Task details: Spot each line that carries the word "then"; copy those lines.

Records to process:

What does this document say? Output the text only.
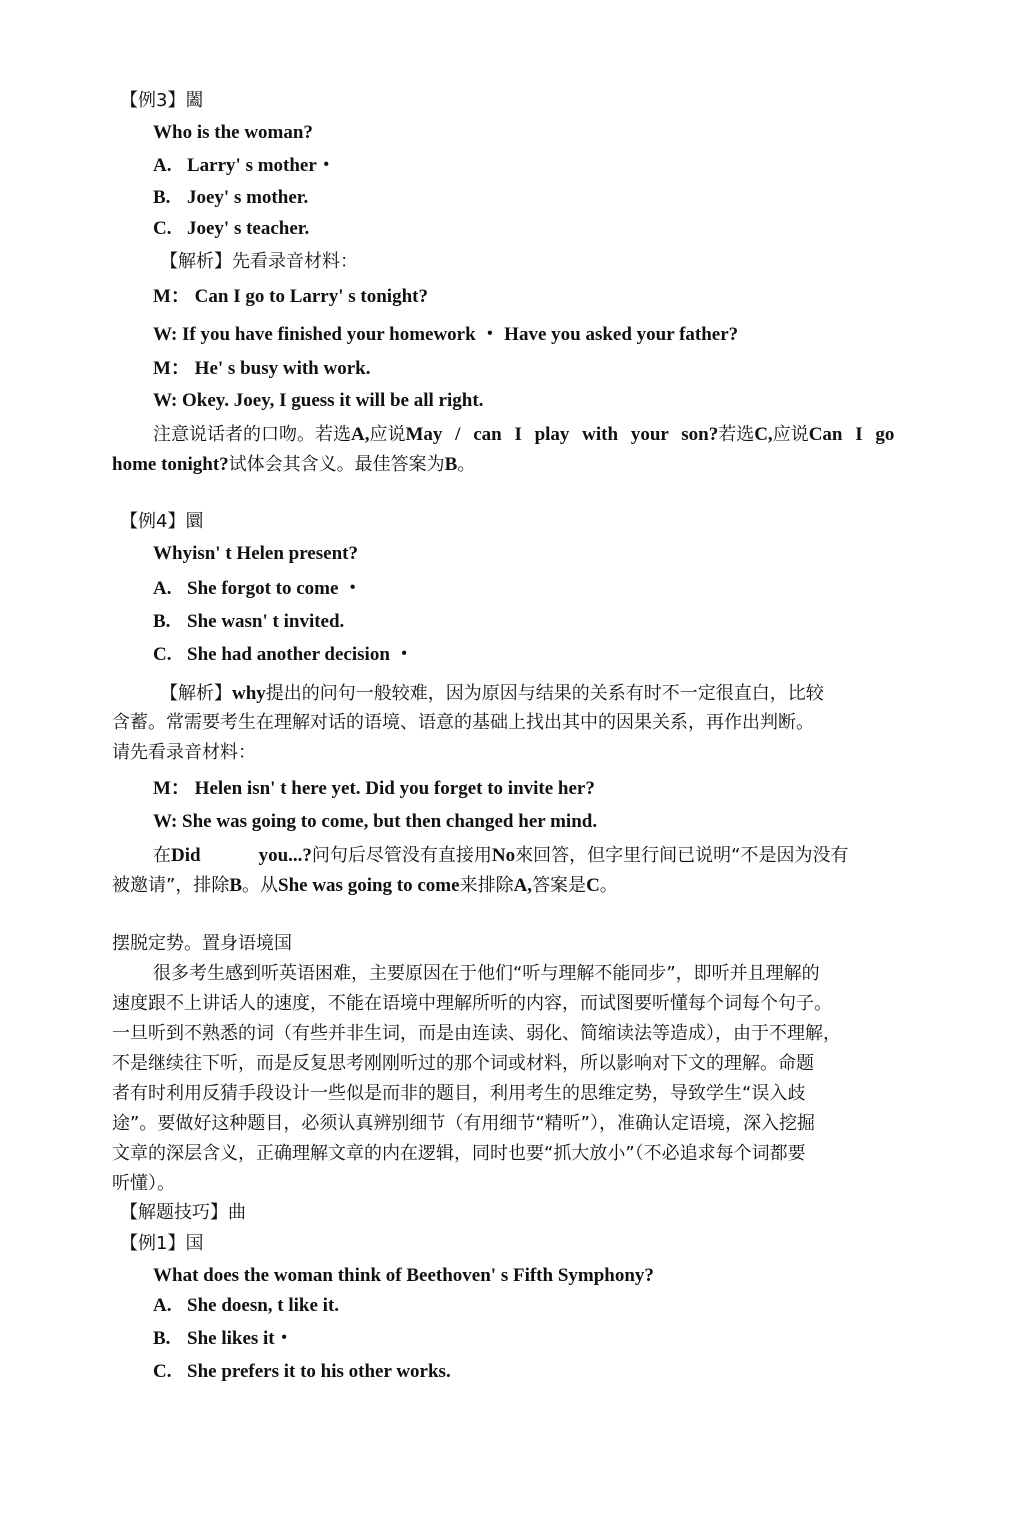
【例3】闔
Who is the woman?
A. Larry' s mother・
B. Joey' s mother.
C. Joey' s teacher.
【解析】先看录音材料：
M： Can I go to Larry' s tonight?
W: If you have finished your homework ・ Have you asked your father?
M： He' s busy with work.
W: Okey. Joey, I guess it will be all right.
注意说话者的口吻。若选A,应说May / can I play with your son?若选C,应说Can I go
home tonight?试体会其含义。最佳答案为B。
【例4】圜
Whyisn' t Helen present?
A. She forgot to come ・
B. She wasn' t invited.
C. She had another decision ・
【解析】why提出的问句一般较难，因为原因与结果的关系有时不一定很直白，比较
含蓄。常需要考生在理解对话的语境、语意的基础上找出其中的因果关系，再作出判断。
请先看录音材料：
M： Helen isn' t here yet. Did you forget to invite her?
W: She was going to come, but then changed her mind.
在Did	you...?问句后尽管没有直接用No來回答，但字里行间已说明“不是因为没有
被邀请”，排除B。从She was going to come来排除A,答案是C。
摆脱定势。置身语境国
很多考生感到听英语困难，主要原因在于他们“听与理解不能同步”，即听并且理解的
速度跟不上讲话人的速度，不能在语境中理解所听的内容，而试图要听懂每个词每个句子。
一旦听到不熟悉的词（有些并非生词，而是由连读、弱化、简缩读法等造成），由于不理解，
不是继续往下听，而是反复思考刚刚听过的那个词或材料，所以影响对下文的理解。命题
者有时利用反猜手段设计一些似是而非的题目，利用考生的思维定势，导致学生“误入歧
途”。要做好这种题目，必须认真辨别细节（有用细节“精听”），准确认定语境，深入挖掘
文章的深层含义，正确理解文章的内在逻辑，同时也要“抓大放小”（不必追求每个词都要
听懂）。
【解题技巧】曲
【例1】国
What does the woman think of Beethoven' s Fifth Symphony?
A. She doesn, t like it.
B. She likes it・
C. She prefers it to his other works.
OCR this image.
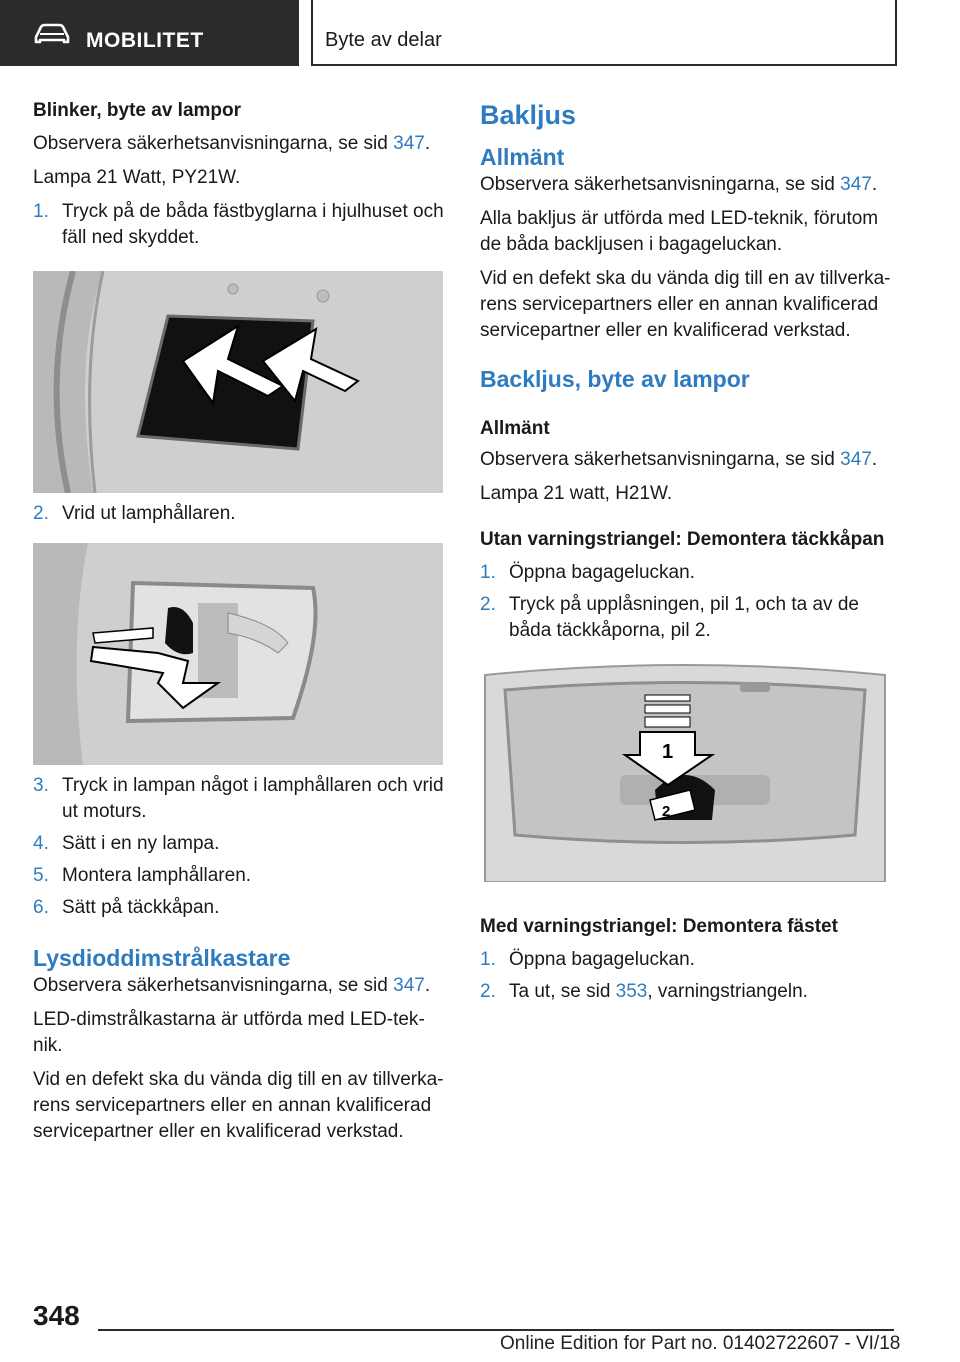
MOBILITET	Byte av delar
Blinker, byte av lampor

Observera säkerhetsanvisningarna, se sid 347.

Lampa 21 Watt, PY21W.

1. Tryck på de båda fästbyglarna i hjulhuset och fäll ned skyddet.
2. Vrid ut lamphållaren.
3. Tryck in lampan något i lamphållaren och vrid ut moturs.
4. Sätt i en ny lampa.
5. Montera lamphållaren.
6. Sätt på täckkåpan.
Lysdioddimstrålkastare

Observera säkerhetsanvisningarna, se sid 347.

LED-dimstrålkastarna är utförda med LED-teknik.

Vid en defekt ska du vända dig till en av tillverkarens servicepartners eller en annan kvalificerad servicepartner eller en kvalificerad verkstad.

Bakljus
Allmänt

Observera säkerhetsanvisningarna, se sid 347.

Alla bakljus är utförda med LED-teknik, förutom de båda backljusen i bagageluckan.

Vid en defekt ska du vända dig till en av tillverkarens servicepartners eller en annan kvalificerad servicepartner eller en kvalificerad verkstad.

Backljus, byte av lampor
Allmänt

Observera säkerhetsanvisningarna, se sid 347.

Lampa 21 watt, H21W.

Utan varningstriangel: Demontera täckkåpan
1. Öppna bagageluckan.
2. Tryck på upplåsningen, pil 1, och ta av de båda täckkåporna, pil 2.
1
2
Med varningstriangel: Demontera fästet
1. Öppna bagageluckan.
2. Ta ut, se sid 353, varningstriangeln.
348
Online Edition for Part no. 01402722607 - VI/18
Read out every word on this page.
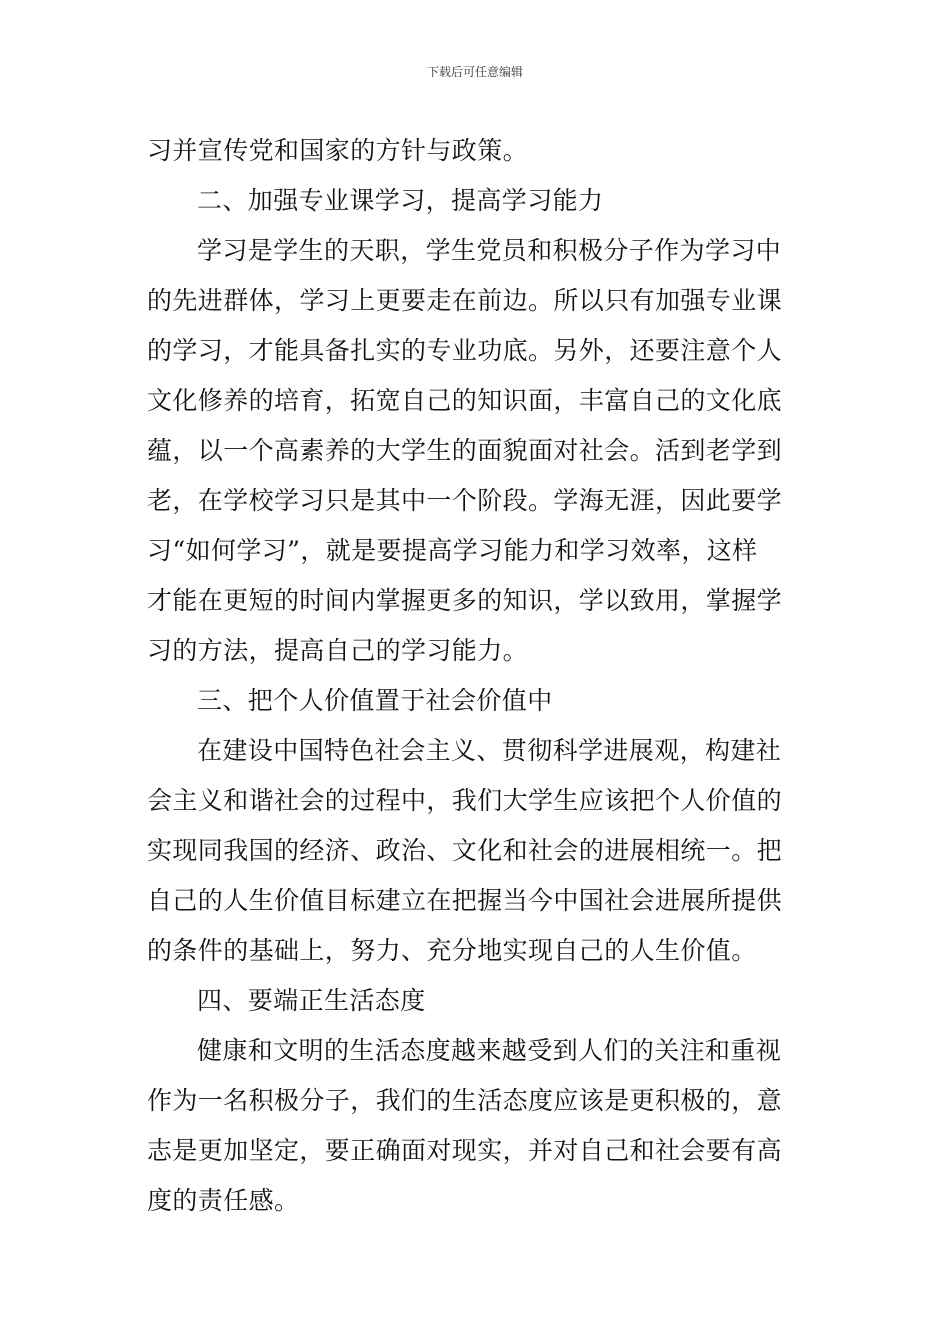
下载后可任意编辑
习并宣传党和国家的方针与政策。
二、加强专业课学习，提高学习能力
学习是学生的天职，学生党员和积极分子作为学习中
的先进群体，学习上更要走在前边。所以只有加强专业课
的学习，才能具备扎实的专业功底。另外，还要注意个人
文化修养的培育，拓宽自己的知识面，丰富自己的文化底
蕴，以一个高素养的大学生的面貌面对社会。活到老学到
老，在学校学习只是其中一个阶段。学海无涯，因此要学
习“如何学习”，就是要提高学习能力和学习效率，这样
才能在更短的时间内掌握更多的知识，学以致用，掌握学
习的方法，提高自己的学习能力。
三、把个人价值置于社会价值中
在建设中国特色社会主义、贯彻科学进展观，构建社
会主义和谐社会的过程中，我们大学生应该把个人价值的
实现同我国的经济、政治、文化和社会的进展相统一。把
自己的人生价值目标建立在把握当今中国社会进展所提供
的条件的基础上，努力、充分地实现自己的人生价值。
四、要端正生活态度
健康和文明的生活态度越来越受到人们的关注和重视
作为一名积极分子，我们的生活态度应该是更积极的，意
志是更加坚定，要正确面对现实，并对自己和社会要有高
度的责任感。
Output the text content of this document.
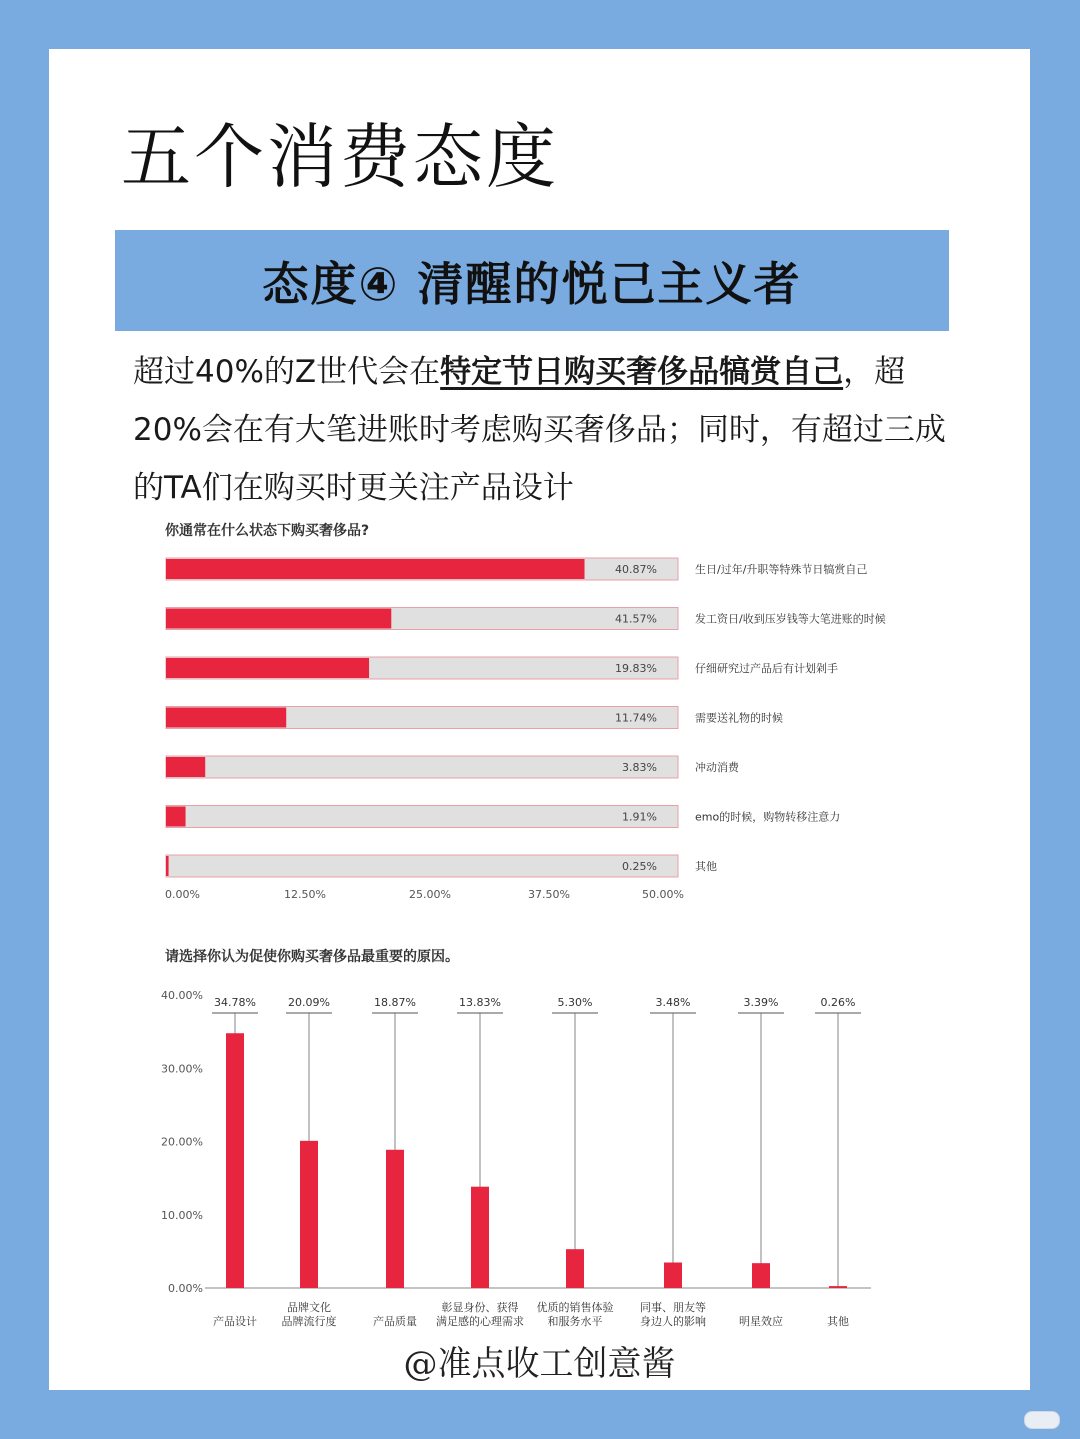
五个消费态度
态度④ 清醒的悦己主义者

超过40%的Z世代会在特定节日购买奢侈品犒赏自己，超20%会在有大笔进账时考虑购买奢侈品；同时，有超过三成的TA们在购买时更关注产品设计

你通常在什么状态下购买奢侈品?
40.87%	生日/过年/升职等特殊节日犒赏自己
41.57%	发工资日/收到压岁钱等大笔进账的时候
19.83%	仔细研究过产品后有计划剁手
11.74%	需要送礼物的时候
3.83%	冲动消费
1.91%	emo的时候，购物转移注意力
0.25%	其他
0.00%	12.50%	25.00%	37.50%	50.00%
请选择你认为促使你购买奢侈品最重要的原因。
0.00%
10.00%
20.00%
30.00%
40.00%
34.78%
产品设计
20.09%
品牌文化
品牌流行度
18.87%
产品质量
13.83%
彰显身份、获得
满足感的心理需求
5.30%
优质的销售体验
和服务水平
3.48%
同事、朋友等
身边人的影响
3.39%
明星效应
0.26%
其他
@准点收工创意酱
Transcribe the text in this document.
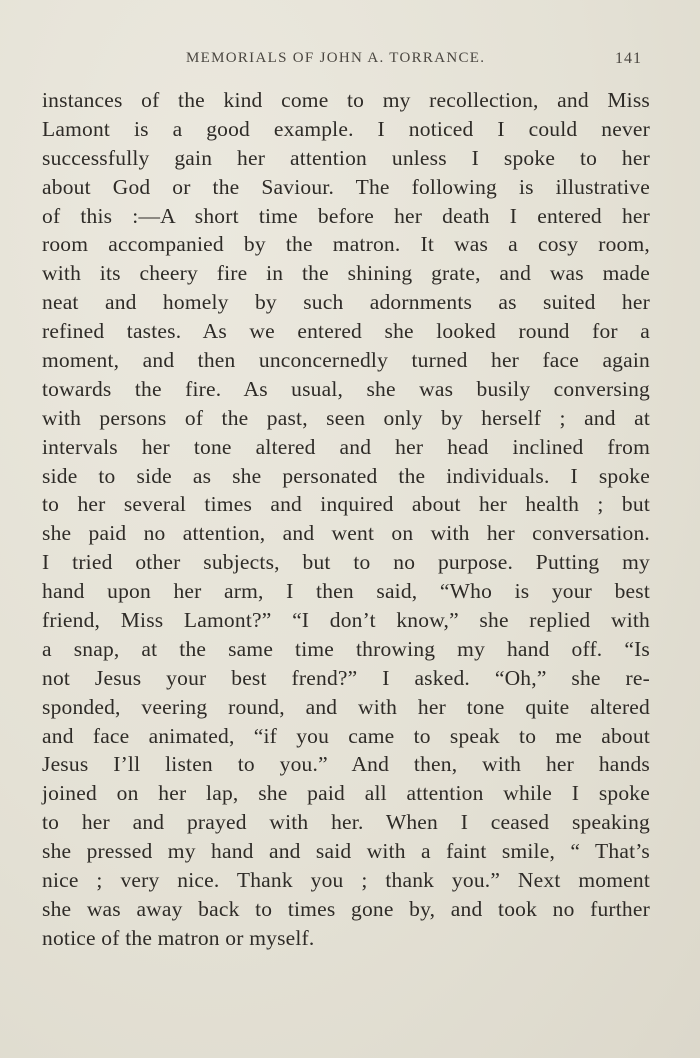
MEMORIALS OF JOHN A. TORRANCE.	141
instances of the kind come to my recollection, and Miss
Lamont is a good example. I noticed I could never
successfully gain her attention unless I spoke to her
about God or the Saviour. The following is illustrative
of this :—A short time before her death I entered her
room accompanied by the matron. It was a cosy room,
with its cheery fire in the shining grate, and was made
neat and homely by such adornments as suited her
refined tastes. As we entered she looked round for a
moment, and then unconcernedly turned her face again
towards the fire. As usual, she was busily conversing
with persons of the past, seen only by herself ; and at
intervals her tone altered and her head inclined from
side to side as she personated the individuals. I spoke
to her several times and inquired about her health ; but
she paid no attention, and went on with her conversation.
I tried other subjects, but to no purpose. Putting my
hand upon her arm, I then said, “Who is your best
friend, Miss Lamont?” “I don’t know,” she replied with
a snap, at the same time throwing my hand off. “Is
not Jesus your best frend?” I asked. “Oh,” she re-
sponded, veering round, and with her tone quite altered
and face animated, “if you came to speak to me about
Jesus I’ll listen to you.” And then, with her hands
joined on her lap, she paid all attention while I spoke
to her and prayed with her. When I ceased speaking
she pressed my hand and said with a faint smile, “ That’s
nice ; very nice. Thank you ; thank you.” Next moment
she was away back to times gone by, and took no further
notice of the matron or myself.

The answer:
W: She was going to come, but then changed her mind.
moment, and then unconcernedly turned her face again
hand upon her arm, I then said, “Who is your best
Jesus I’ll listen to you.” And then, with her hands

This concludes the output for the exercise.